== DIRECTION ==
Return the records that follow, matching each one exactly.

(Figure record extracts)
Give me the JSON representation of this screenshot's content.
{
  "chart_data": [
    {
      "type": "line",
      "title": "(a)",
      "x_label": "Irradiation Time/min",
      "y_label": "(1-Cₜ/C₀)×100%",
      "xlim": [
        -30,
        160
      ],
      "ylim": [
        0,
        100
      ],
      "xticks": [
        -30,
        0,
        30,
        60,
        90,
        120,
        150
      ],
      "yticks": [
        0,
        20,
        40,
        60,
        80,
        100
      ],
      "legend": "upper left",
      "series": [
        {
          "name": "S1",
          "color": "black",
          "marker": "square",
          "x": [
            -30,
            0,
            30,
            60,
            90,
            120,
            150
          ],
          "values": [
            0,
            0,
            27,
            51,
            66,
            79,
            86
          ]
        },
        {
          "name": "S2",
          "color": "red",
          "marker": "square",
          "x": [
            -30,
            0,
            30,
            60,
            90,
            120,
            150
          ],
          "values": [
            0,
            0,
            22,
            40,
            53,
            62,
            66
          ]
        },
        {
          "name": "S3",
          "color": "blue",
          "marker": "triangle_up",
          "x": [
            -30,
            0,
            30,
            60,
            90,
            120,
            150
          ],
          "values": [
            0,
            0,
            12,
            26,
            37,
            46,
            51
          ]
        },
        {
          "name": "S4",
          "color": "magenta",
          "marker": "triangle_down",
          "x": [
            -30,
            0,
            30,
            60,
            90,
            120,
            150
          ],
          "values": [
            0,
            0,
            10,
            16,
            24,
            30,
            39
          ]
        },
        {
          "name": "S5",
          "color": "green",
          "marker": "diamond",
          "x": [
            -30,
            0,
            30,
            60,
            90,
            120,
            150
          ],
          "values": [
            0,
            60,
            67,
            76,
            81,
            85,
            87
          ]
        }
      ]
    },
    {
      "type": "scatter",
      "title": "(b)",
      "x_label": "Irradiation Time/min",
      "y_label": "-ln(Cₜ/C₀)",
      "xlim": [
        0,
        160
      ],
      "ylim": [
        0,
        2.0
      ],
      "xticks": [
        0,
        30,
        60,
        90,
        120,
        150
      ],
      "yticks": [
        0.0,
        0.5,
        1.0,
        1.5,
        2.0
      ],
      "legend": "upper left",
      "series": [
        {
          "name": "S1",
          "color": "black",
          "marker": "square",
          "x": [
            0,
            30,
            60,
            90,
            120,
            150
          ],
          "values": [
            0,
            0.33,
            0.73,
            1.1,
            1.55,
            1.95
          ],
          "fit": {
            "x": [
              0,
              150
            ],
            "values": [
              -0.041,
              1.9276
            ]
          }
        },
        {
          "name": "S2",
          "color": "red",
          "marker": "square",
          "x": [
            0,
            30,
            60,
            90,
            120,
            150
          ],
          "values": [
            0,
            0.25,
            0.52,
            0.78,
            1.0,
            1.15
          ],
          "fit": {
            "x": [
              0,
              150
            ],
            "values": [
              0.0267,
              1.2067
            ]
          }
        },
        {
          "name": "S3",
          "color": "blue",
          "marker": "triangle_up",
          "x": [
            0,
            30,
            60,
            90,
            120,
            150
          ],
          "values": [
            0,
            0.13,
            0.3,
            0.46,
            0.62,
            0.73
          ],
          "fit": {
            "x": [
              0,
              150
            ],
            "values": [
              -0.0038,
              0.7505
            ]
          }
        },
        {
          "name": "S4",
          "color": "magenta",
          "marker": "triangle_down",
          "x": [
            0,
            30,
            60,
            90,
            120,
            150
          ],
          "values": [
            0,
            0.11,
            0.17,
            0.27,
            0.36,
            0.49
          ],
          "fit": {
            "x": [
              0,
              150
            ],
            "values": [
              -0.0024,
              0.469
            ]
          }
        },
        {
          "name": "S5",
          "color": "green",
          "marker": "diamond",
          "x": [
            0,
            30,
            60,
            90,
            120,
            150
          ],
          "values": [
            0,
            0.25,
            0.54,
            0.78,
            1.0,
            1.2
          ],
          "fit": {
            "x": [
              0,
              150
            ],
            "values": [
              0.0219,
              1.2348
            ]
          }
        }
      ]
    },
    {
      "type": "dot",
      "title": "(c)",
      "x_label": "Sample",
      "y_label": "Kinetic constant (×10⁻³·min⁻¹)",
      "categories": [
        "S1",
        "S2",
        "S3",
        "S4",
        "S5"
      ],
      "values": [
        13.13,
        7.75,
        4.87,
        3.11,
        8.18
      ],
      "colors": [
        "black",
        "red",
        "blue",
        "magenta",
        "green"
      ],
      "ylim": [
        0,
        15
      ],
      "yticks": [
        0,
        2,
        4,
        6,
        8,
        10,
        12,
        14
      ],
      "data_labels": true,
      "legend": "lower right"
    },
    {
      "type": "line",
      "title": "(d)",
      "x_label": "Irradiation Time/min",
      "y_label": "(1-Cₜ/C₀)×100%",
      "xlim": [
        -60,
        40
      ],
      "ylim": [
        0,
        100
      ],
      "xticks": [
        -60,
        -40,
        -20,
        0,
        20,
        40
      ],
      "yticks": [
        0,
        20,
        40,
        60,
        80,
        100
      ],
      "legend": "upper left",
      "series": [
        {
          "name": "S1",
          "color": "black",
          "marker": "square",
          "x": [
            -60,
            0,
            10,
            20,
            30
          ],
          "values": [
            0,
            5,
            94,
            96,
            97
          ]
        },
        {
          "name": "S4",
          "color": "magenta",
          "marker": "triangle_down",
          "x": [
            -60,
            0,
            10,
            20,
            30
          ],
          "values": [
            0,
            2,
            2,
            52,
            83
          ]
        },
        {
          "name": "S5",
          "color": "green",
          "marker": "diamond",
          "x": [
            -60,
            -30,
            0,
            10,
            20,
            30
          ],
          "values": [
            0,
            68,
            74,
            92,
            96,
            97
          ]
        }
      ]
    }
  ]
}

== RESPONSE TO THE TASK ==
Give me the JSON representation of this screenshot's content.
{
  "chart_data": [
    {
      "type": "line",
      "title": "(a)",
      "x_label": "Irradiation Time/min",
      "y_label": "(1-Cₜ/C₀)×100%",
      "xlim": [
        -30,
        160
      ],
      "ylim": [
        0,
        100
      ],
      "xticks": [
        -30,
        0,
        30,
        60,
        90,
        120,
        150
      ],
      "yticks": [
        0,
        20,
        40,
        60,
        80,
        100
      ],
      "legend": "upper left",
      "series": [
        {
          "name": "S1",
          "color": "black",
          "marker": "square",
          "x": [
            -30,
            0,
            30,
            60,
            90,
            120,
            150
          ],
          "values": [
            0,
            0,
            27,
            51,
            66,
            79,
            86
          ]
        },
        {
          "name": "S2",
          "color": "red",
          "marker": "square",
          "x": [
            -30,
            0,
            30,
            60,
            90,
            120,
            150
          ],
          "values": [
            0,
            0,
            22,
            40,
            53,
            62,
            66
          ]
        },
        {
          "name": "S3",
          "color": "blue",
          "marker": "triangle_up",
          "x": [
            -30,
            0,
            30,
            60,
            90,
            120,
            150
          ],
          "values": [
            0,
            0,
            12,
            26,
            37,
            46,
            51
          ]
        },
        {
          "name": "S4",
          "color": "magenta",
          "marker": "triangle_down",
          "x": [
            -30,
            0,
            30,
            60,
            90,
            120,
            150
          ],
          "values": [
            0,
            0,
            10,
            16,
            24,
            30,
            39
          ]
        },
        {
          "name": "S5",
          "color": "green",
          "marker": "diamond",
          "x": [
            -30,
            0,
            30,
            60,
            90,
            120,
            150
          ],
          "values": [
            0,
            60,
            67,
            76,
            81,
            85,
            87
          ]
        }
      ]
    },
    {
      "type": "scatter",
      "title": "(b)",
      "x_label": "Irradiation Time/min",
      "y_label": "-ln(Cₜ/C₀)",
      "xlim": [
        0,
        160
      ],
      "ylim": [
        0,
        2.0
      ],
      "xticks": [
        0,
        30,
        60,
        90,
        120,
        150
      ],
      "yticks": [
        0.0,
        0.5,
        1.0,
        1.5,
        2.0
      ],
      "legend": "upper left",
      "series": [
        {
          "name": "S1",
          "color": "black",
          "marker": "square",
          "x": [
            0,
            30,
            60,
            90,
            120,
            150
          ],
          "values": [
            0,
            0.33,
            0.73,
            1.1,
            1.55,
            1.95
          ],
          "fit": {
            "x": [
              0,
              150
            ],
            "values": [
              -0.041,
              1.9276
            ]
          }
        },
        {
          "name": "S2",
          "color": "red",
          "marker": "square",
          "x": [
            0,
            30,
            60,
            90,
            120,
            150
          ],
          "values": [
            0,
            0.25,
            0.52,
            0.78,
            1.0,
            1.15
          ],
          "fit": {
            "x": [
              0,
              150
            ],
            "values": [
              0.0267,
              1.2067
            ]
          }
        },
        {
          "name": "S3",
          "color": "blue",
          "marker": "triangle_up",
          "x": [
            0,
            30,
            60,
            90,
            120,
            150
          ],
          "values": [
            0,
            0.13,
            0.3,
            0.46,
            0.62,
            0.73
          ],
          "fit": {
            "x": [
              0,
              150
            ],
            "values": [
              -0.0038,
              0.7505
            ]
          }
        },
        {
          "name": "S4",
          "color": "magenta",
          "marker": "triangle_down",
          "x": [
            0,
            30,
            60,
            90,
            120,
            150
          ],
          "values": [
            0,
            0.11,
            0.17,
            0.27,
            0.36,
            0.49
          ],
          "fit": {
            "x": [
              0,
              150
            ],
            "values": [
              -0.0024,
              0.469
            ]
          }
        },
        {
          "name": "S5",
          "color": "green",
          "marker": "diamond",
          "x": [
            0,
            30,
            60,
            90,
            120,
            150
          ],
          "values": [
            0,
            0.25,
            0.54,
            0.78,
            1.0,
            1.2
          ],
          "fit": {
            "x": [
              0,
              150
            ],
            "values": [
              0.0219,
              1.2348
            ]
          }
        }
      ]
    },
    {
      "type": "dot",
      "title": "(c)",
      "x_label": "Sample",
      "y_label": "Kinetic constant (×10⁻³·min⁻¹)",
      "categories": [
        "S1",
        "S2",
        "S3",
        "S4",
        "S5"
      ],
      "values": [
        13.13,
        7.75,
        4.87,
        3.11,
        8.18
      ],
      "colors": [
        "black",
        "red",
        "blue",
        "magenta",
        "green"
      ],
      "ylim": [
        0,
        15
      ],
      "yticks": [
        0,
        2,
        4,
        6,
        8,
        10,
        12,
        14
      ],
      "data_labels": true,
      "legend": "lower right"
    },
    {
      "type": "line",
      "title": "(d)",
      "x_label": "Irradiation Time/min",
      "y_label": "(1-Cₜ/C₀)×100%",
      "xlim": [
        -60,
        40
      ],
      "ylim": [
        0,
        100
      ],
      "xticks": [
        -60,
        -40,
        -20,
        0,
        20,
        40
      ],
      "yticks": [
        0,
        20,
        40,
        60,
        80,
        100
      ],
      "legend": "upper left",
      "series": [
        {
          "name": "S1",
          "color": "black",
          "marker": "square",
          "x": [
            -60,
            0,
            10,
            20,
            30
          ],
          "values": [
            0,
            5,
            94,
            96,
            97
          ]
        },
        {
          "name": "S4",
          "color": "magenta",
          "marker": "triangle_down",
          "x": [
            -60,
            0,
            10,
            20,
            30
          ],
          "values": [
            0,
            2,
            2,
            52,
            83
          ]
        },
        {
          "name": "S5",
          "color": "green",
          "marker": "diamond",
          "x": [
            -60,
            -30,
            0,
            10,
            20,
            30
          ],
          "values": [
            0,
            68,
            74,
            92,
            96,
            97
          ]
        }
      ]
    }
  ]
}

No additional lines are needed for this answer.